⟨

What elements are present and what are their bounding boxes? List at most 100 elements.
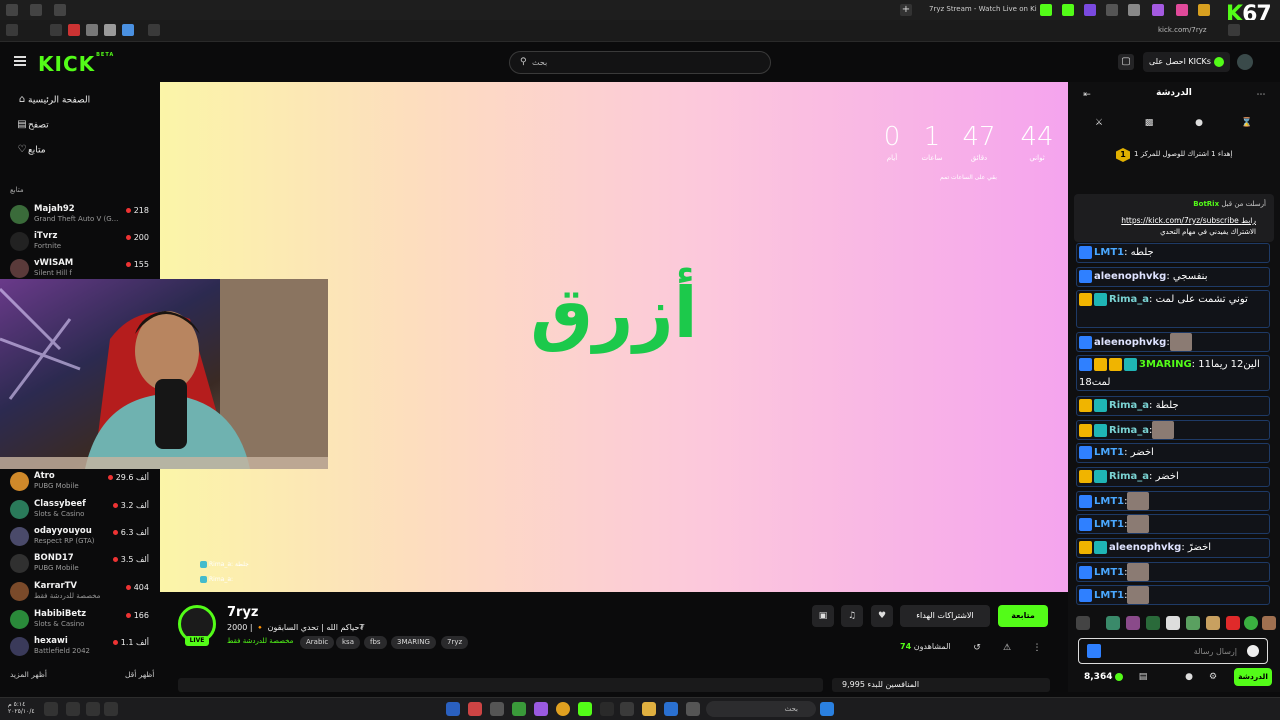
notification-bell-icon[interactable]: ♫ <box>841 605 863 627</box>
new-tab-icon[interactable]: + <box>900 4 912 16</box>
heart-icon[interactable]: ♥ <box>871 605 893 627</box>
chat-message[interactable]: aleenophvkg: بنفسجي <box>1076 267 1270 287</box>
chat-message[interactable]: LMT1: جلطه <box>1076 243 1270 263</box>
active-tab-title[interactable]: 7ryz Stream - Watch Live on Ki <box>929 5 1037 13</box>
nav-home[interactable]: ⌂ الصفحة الرئيسية <box>10 94 90 112</box>
app-icon[interactable] <box>620 702 634 716</box>
sword-icon[interactable]: ⚔ <box>1092 116 1106 130</box>
chat-message[interactable]: Rima_a: جلطة <box>1076 396 1270 416</box>
chat-username[interactable]: LMT1 <box>1094 590 1124 601</box>
kick-logo[interactable]: KICKBETA <box>38 52 114 76</box>
emoji-icon[interactable] <box>1247 645 1259 657</box>
tab-icon[interactable] <box>1152 4 1164 16</box>
chat-message[interactable]: Rima_a: توني تشمت على لمت <box>1076 290 1270 328</box>
chat-username[interactable]: LMT1 <box>1094 247 1124 258</box>
folder-icon[interactable] <box>642 702 656 716</box>
chat-username[interactable]: LMT1 <box>1094 519 1124 530</box>
emote-icon[interactable] <box>1076 616 1090 630</box>
stream-tag[interactable]: 3MARING <box>391 636 436 649</box>
chat-username[interactable]: LMT1 <box>1094 496 1124 507</box>
extension-icon[interactable] <box>104 24 116 36</box>
sidebar-channel[interactable]: iTvrz Fortnite 200 <box>10 229 155 255</box>
emote-icon[interactable] <box>1106 616 1120 630</box>
stream-tag[interactable]: ksa <box>336 636 360 649</box>
trash-icon[interactable]: ▩ <box>1142 116 1156 130</box>
emote-icon[interactable] <box>1146 616 1160 630</box>
stream-tag[interactable]: fbs <box>364 636 387 649</box>
emote-icon[interactable] <box>1262 616 1276 630</box>
back-icon[interactable] <box>6 24 18 36</box>
chat-username[interactable]: LMT1 <box>1094 567 1124 578</box>
app-icon[interactable] <box>664 702 678 716</box>
chat-bubble-icon[interactable]: ● <box>1192 116 1206 130</box>
chat-message[interactable]: LMT1: <box>1076 491 1270 511</box>
sidebar-channel[interactable]: odayyouyou Respect RP (GTA) 6.3 ألف <box>10 524 155 550</box>
app-icon[interactable] <box>534 702 548 716</box>
gift-icon[interactable]: ▤ <box>1136 670 1150 684</box>
kick-app-icon[interactable] <box>578 702 592 716</box>
reload-icon[interactable] <box>1228 24 1240 36</box>
app-icon[interactable] <box>686 702 700 716</box>
follow-button[interactable]: متابعة <box>998 605 1048 627</box>
chat-username[interactable]: aleenophvkg <box>1094 271 1166 282</box>
tab-icon[interactable] <box>1176 4 1188 16</box>
taskbar-search[interactable]: بحث <box>706 701 816 717</box>
chat-message[interactable]: Rima_a: اخضر <box>1076 467 1270 487</box>
kicks-balance[interactable]: 8,364 <box>1084 672 1123 682</box>
store-icon[interactable]: ▢ <box>1118 54 1134 70</box>
app-icon[interactable] <box>490 702 504 716</box>
minimize-icon[interactable] <box>54 4 66 16</box>
sidebar-channel[interactable]: Majah92 Grand Theft Auto V (G... 218 <box>10 202 155 228</box>
get-kicks-button[interactable]: احصل على KICKs <box>1143 52 1230 72</box>
sidebar-channel[interactable]: HabibiBetz Slots & Casino 166 <box>10 607 155 633</box>
star-icon[interactable] <box>148 24 160 36</box>
chat-message-input[interactable]: إرسال رسالة <box>1078 638 1268 664</box>
show-more-link[interactable]: أظهر المزيد <box>10 670 47 679</box>
clip-icon[interactable]: ▣ <box>812 605 834 627</box>
chat-username[interactable]: Rima_a <box>1109 294 1149 305</box>
chat-message[interactable]: aleenophvkg: اخضرً <box>1076 538 1270 558</box>
tab-icon[interactable] <box>1106 4 1118 16</box>
chat-menu-icon[interactable]: ⋯ <box>1254 88 1268 102</box>
xbox-icon[interactable] <box>512 702 526 716</box>
emote-icon[interactable] <box>1186 616 1200 630</box>
stream-tag[interactable]: Arabic <box>300 636 335 649</box>
play-icon[interactable] <box>600 702 614 716</box>
chat-message[interactable]: 3MARING: الين12 ريما11 لمت18 <box>1076 355 1270 391</box>
pinned-message[interactable]: BotRix أرسلت من قبل https://kick.com/7ry… <box>1074 194 1274 242</box>
chat-message[interactable]: LMT1: <box>1076 562 1270 582</box>
chat-message[interactable]: aleenophvkg: <box>1076 332 1270 352</box>
chat-username[interactable]: aleenophvkg <box>1094 337 1166 348</box>
chat-username[interactable]: aleenophvkg <box>1109 542 1181 553</box>
sidebar-channel[interactable]: hexawi Battlefield 2042 1.1 ألف <box>10 634 155 660</box>
settings-icon[interactable] <box>30 4 42 16</box>
chat-bubble-icon[interactable]: ● <box>1182 670 1196 684</box>
menu-icon[interactable] <box>14 56 26 66</box>
emote-icon[interactable] <box>1166 616 1180 630</box>
share-icon[interactable]: ↺ <box>970 641 984 655</box>
stream-category[interactable]: مخصصة للدردشة فقط <box>227 637 293 645</box>
extension-icon[interactable] <box>68 24 80 36</box>
nav-browse[interactable]: ▤تصفح <box>10 119 48 137</box>
windows-start-icon[interactable] <box>820 702 834 716</box>
tray-icon[interactable] <box>104 702 118 716</box>
search-input[interactable]: ⚲ بحث <box>509 51 771 74</box>
tab-icon[interactable] <box>1198 4 1210 16</box>
gift-subs-button[interactable]: الاشتراكات الهداء <box>900 605 990 627</box>
chrome-icon[interactable] <box>556 702 570 716</box>
pinned-link[interactable]: https://kick.com/7ryz/subscribe رابط <box>1121 216 1256 225</box>
kick-tab-icon[interactable] <box>1062 4 1074 16</box>
extension-icon[interactable] <box>122 24 134 36</box>
chat-username[interactable]: LMT1 <box>1094 447 1124 458</box>
sidebar-channel[interactable]: KarrarTV مخصصة للدردشة فقط 404 <box>10 579 155 605</box>
app-icon[interactable] <box>446 702 460 716</box>
chat-username[interactable]: Rima_a <box>1109 400 1149 411</box>
emote-icon[interactable] <box>1244 616 1258 630</box>
report-icon[interactable]: ⚠ <box>1000 641 1014 655</box>
chat-message[interactable]: LMT1: <box>1076 585 1270 605</box>
app-icon[interactable] <box>468 702 482 716</box>
user-avatar[interactable] <box>1237 54 1253 70</box>
url-field[interactable]: kick.com/7ryz <box>1158 26 1207 34</box>
nav-following[interactable]: ♡ متابع <box>10 144 46 162</box>
extension-icon[interactable] <box>50 24 62 36</box>
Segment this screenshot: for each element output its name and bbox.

⟩

● TO DO
Print, without any change, the part of the material that opens with the line containing "notification-bell-icon[interactable]: ♫ <box>841" and closes with the line containing "gift-icon[interactable]: ▤ <box>1136", including both of those lines.

● EXERCISE RESULT
notification-bell-icon[interactable]: ♫ <box>841 605 863 627</box>
new-tab-icon[interactable]: + <box>900 4 912 16</box>
heart-icon[interactable]: ♥ <box>871 605 893 627</box>
chat-message[interactable]: aleenophvkg: بنفسجي <box>1076 267 1270 287</box>
chat-message[interactable]: LMT1: جلطه <box>1076 243 1270 263</box>
active-tab-title[interactable]: 7ryz Stream - Watch Live on Ki <box>929 5 1037 13</box>
nav-home[interactable]: ⌂ الصفحة الرئيسية <box>10 94 90 112</box>
app-icon[interactable] <box>620 702 634 716</box>
sword-icon[interactable]: ⚔ <box>1092 116 1106 130</box>
chat-message[interactable]: Rima_a: جلطة <box>1076 396 1270 416</box>
chat-username[interactable]: LMT1 <box>1094 590 1124 601</box>
kick-logo[interactable]: KICKBETA <box>38 52 114 76</box>
emoji-icon[interactable] <box>1247 645 1259 657</box>
tab-icon[interactable] <box>1152 4 1164 16</box>
chat-message[interactable]: Rima_a: توني تشمت على لمت <box>1076 290 1270 328</box>
chat-username[interactable]: LMT1 <box>1094 247 1124 258</box>
folder-icon[interactable] <box>642 702 656 716</box>
chat-username[interactable]: LMT1 <box>1094 519 1124 530</box>
emote-icon[interactable] <box>1076 616 1090 630</box>
stream-tag[interactable]: 3MARING <box>391 636 436 649</box>
chat-username[interactable]: LMT1 <box>1094 496 1124 507</box>
extension-icon[interactable] <box>104 24 116 36</box>
sidebar-channel[interactable]: iTvrz Fortnite 200 <box>10 229 155 255</box>
emote-icon[interactable] <box>1106 616 1120 630</box>
stream-tag[interactable]: ksa <box>336 636 360 649</box>
trash-icon[interactable]: ▩ <box>1142 116 1156 130</box>
emote-icon[interactable] <box>1146 616 1160 630</box>
stream-tag[interactable]: fbs <box>364 636 387 649</box>
emote-icon[interactable] <box>1262 616 1276 630</box>
back-icon[interactable] <box>6 24 18 36</box>
chat-username[interactable]: LMT1 <box>1094 567 1124 578</box>
app-icon[interactable] <box>664 702 678 716</box>
chat-bubble-icon[interactable]: ● <box>1192 116 1206 130</box>
chat-message[interactable]: LMT1: <box>1076 491 1270 511</box>
sidebar-channel[interactable]: odayyouyou Respect RP (GTA) 6.3 ألف <box>10 524 155 550</box>
app-icon[interactable] <box>534 702 548 716</box>
gift-icon[interactable]: ▤ <box>1136 670 1150 684</box>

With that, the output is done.